Provided entries:
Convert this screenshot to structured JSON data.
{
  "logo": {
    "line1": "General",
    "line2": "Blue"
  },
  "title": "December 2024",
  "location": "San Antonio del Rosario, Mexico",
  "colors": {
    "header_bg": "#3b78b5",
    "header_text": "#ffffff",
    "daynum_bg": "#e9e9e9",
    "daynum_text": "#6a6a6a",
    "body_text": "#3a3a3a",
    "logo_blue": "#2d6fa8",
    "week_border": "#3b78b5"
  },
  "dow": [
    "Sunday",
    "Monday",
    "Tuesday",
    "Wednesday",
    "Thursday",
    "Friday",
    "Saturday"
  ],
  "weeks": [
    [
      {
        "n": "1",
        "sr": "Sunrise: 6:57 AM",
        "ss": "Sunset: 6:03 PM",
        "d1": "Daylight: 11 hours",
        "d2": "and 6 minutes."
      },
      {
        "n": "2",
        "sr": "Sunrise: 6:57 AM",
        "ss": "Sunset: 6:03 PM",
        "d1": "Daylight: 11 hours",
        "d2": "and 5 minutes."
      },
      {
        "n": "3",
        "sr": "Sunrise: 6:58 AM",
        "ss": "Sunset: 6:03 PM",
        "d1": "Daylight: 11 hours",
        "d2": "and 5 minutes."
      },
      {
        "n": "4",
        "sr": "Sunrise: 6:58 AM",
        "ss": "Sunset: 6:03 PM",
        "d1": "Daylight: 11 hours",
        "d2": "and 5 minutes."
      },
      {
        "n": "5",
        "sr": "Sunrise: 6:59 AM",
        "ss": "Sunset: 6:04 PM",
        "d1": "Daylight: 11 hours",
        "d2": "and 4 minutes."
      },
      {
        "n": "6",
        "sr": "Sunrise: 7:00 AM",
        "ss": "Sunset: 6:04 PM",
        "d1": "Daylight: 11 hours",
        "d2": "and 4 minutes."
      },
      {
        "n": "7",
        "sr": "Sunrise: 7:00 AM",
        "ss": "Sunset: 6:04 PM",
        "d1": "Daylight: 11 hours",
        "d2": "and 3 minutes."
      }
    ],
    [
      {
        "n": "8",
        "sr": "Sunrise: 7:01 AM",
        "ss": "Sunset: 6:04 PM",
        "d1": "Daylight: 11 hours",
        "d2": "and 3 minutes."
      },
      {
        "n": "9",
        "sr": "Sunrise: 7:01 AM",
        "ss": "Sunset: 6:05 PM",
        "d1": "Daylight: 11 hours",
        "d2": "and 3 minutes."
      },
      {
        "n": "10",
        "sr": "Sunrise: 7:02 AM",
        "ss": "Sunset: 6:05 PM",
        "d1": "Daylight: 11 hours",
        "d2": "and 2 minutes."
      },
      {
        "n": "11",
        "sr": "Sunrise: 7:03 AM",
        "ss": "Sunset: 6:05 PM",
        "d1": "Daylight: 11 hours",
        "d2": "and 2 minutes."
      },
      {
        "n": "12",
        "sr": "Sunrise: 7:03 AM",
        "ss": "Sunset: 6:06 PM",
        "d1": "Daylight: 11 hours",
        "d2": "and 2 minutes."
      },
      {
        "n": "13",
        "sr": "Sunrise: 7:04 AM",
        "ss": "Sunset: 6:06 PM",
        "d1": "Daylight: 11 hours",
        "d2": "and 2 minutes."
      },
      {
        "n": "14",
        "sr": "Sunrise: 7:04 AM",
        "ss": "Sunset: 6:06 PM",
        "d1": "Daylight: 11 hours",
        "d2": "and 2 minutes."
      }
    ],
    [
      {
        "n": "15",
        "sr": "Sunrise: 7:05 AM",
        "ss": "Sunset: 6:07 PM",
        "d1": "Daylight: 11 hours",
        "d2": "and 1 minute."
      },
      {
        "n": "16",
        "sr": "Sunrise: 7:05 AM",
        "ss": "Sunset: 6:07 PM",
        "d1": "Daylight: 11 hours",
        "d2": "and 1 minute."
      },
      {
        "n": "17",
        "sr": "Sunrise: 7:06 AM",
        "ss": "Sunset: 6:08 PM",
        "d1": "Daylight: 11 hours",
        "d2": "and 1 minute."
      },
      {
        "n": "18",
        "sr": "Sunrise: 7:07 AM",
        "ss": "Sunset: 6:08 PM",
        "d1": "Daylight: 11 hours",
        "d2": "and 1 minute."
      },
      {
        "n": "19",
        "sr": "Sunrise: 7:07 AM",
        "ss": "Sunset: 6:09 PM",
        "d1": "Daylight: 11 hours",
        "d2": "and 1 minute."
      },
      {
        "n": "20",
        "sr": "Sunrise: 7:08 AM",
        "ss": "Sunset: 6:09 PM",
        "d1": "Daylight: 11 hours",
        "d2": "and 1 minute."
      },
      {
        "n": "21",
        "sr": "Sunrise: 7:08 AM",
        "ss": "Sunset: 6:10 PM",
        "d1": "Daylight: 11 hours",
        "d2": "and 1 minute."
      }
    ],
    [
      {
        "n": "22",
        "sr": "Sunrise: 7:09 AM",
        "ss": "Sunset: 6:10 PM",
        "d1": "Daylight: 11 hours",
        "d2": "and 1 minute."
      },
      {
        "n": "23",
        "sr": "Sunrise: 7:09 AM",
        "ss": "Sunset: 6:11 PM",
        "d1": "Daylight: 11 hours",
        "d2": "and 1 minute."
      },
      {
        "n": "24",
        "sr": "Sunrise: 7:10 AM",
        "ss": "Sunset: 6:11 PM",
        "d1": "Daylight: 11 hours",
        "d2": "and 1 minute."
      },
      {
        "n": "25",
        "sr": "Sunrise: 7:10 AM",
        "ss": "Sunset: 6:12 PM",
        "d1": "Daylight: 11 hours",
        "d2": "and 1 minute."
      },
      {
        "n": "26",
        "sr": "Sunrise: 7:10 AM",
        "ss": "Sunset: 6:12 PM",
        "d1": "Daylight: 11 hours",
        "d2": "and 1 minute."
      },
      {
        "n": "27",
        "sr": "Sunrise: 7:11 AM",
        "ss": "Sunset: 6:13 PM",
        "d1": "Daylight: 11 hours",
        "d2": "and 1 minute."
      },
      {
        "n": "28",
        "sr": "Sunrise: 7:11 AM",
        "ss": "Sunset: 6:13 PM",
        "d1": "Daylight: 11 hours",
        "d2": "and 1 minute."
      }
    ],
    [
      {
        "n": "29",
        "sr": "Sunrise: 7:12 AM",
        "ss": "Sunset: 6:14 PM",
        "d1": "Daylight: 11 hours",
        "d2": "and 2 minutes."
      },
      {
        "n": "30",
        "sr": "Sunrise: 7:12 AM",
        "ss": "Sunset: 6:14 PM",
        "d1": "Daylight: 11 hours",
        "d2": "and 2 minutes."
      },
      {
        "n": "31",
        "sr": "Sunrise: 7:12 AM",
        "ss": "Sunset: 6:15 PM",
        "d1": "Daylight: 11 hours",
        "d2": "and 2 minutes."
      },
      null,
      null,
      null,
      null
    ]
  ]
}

Set task:
Reproduce the records in full, exactly as written.

Solution to this problem:
Convert this screenshot to structured JSON data.
{
  "logo": {
    "line1": "General",
    "line2": "Blue"
  },
  "title": "December 2024",
  "location": "San Antonio del Rosario, Mexico",
  "colors": {
    "header_bg": "#3b78b5",
    "header_text": "#ffffff",
    "daynum_bg": "#e9e9e9",
    "daynum_text": "#6a6a6a",
    "body_text": "#3a3a3a",
    "logo_blue": "#2d6fa8",
    "week_border": "#3b78b5"
  },
  "dow": [
    "Sunday",
    "Monday",
    "Tuesday",
    "Wednesday",
    "Thursday",
    "Friday",
    "Saturday"
  ],
  "weeks": [
    [
      {
        "n": "1",
        "sr": "Sunrise: 6:57 AM",
        "ss": "Sunset: 6:03 PM",
        "d1": "Daylight: 11 hours",
        "d2": "and 6 minutes."
      },
      {
        "n": "2",
        "sr": "Sunrise: 6:57 AM",
        "ss": "Sunset: 6:03 PM",
        "d1": "Daylight: 11 hours",
        "d2": "and 5 minutes."
      },
      {
        "n": "3",
        "sr": "Sunrise: 6:58 AM",
        "ss": "Sunset: 6:03 PM",
        "d1": "Daylight: 11 hours",
        "d2": "and 5 minutes."
      },
      {
        "n": "4",
        "sr": "Sunrise: 6:58 AM",
        "ss": "Sunset: 6:03 PM",
        "d1": "Daylight: 11 hours",
        "d2": "and 5 minutes."
      },
      {
        "n": "5",
        "sr": "Sunrise: 6:59 AM",
        "ss": "Sunset: 6:04 PM",
        "d1": "Daylight: 11 hours",
        "d2": "and 4 minutes."
      },
      {
        "n": "6",
        "sr": "Sunrise: 7:00 AM",
        "ss": "Sunset: 6:04 PM",
        "d1": "Daylight: 11 hours",
        "d2": "and 4 minutes."
      },
      {
        "n": "7",
        "sr": "Sunrise: 7:00 AM",
        "ss": "Sunset: 6:04 PM",
        "d1": "Daylight: 11 hours",
        "d2": "and 3 minutes."
      }
    ],
    [
      {
        "n": "8",
        "sr": "Sunrise: 7:01 AM",
        "ss": "Sunset: 6:04 PM",
        "d1": "Daylight: 11 hours",
        "d2": "and 3 minutes."
      },
      {
        "n": "9",
        "sr": "Sunrise: 7:01 AM",
        "ss": "Sunset: 6:05 PM",
        "d1": "Daylight: 11 hours",
        "d2": "and 3 minutes."
      },
      {
        "n": "10",
        "sr": "Sunrise: 7:02 AM",
        "ss": "Sunset: 6:05 PM",
        "d1": "Daylight: 11 hours",
        "d2": "and 2 minutes."
      },
      {
        "n": "11",
        "sr": "Sunrise: 7:03 AM",
        "ss": "Sunset: 6:05 PM",
        "d1": "Daylight: 11 hours",
        "d2": "and 2 minutes."
      },
      {
        "n": "12",
        "sr": "Sunrise: 7:03 AM",
        "ss": "Sunset: 6:06 PM",
        "d1": "Daylight: 11 hours",
        "d2": "and 2 minutes."
      },
      {
        "n": "13",
        "sr": "Sunrise: 7:04 AM",
        "ss": "Sunset: 6:06 PM",
        "d1": "Daylight: 11 hours",
        "d2": "and 2 minutes."
      },
      {
        "n": "14",
        "sr": "Sunrise: 7:04 AM",
        "ss": "Sunset: 6:06 PM",
        "d1": "Daylight: 11 hours",
        "d2": "and 2 minutes."
      }
    ],
    [
      {
        "n": "15",
        "sr": "Sunrise: 7:05 AM",
        "ss": "Sunset: 6:07 PM",
        "d1": "Daylight: 11 hours",
        "d2": "and 1 minute."
      },
      {
        "n": "16",
        "sr": "Sunrise: 7:05 AM",
        "ss": "Sunset: 6:07 PM",
        "d1": "Daylight: 11 hours",
        "d2": "and 1 minute."
      },
      {
        "n": "17",
        "sr": "Sunrise: 7:06 AM",
        "ss": "Sunset: 6:08 PM",
        "d1": "Daylight: 11 hours",
        "d2": "and 1 minute."
      },
      {
        "n": "18",
        "sr": "Sunrise: 7:07 AM",
        "ss": "Sunset: 6:08 PM",
        "d1": "Daylight: 11 hours",
        "d2": "and 1 minute."
      },
      {
        "n": "19",
        "sr": "Sunrise: 7:07 AM",
        "ss": "Sunset: 6:09 PM",
        "d1": "Daylight: 11 hours",
        "d2": "and 1 minute."
      },
      {
        "n": "20",
        "sr": "Sunrise: 7:08 AM",
        "ss": "Sunset: 6:09 PM",
        "d1": "Daylight: 11 hours",
        "d2": "and 1 minute."
      },
      {
        "n": "21",
        "sr": "Sunrise: 7:08 AM",
        "ss": "Sunset: 6:10 PM",
        "d1": "Daylight: 11 hours",
        "d2": "and 1 minute."
      }
    ],
    [
      {
        "n": "22",
        "sr": "Sunrise: 7:09 AM",
        "ss": "Sunset: 6:10 PM",
        "d1": "Daylight: 11 hours",
        "d2": "and 1 minute."
      },
      {
        "n": "23",
        "sr": "Sunrise: 7:09 AM",
        "ss": "Sunset: 6:11 PM",
        "d1": "Daylight: 11 hours",
        "d2": "and 1 minute."
      },
      {
        "n": "24",
        "sr": "Sunrise: 7:10 AM",
        "ss": "Sunset: 6:11 PM",
        "d1": "Daylight: 11 hours",
        "d2": "and 1 minute."
      },
      {
        "n": "25",
        "sr": "Sunrise: 7:10 AM",
        "ss": "Sunset: 6:12 PM",
        "d1": "Daylight: 11 hours",
        "d2": "and 1 minute."
      },
      {
        "n": "26",
        "sr": "Sunrise: 7:10 AM",
        "ss": "Sunset: 6:12 PM",
        "d1": "Daylight: 11 hours",
        "d2": "and 1 minute."
      },
      {
        "n": "27",
        "sr": "Sunrise: 7:11 AM",
        "ss": "Sunset: 6:13 PM",
        "d1": "Daylight: 11 hours",
        "d2": "and 1 minute."
      },
      {
        "n": "28",
        "sr": "Sunrise: 7:11 AM",
        "ss": "Sunset: 6:13 PM",
        "d1": "Daylight: 11 hours",
        "d2": "and 1 minute."
      }
    ],
    [
      {
        "n": "29",
        "sr": "Sunrise: 7:12 AM",
        "ss": "Sunset: 6:14 PM",
        "d1": "Daylight: 11 hours",
        "d2": "and 2 minutes."
      },
      {
        "n": "30",
        "sr": "Sunrise: 7:12 AM",
        "ss": "Sunset: 6:14 PM",
        "d1": "Daylight: 11 hours",
        "d2": "and 2 minutes."
      },
      {
        "n": "31",
        "sr": "Sunrise: 7:12 AM",
        "ss": "Sunset: 6:15 PM",
        "d1": "Daylight: 11 hours",
        "d2": "and 2 minutes."
      },
      null,
      null,
      null,
      null
    ]
  ]
}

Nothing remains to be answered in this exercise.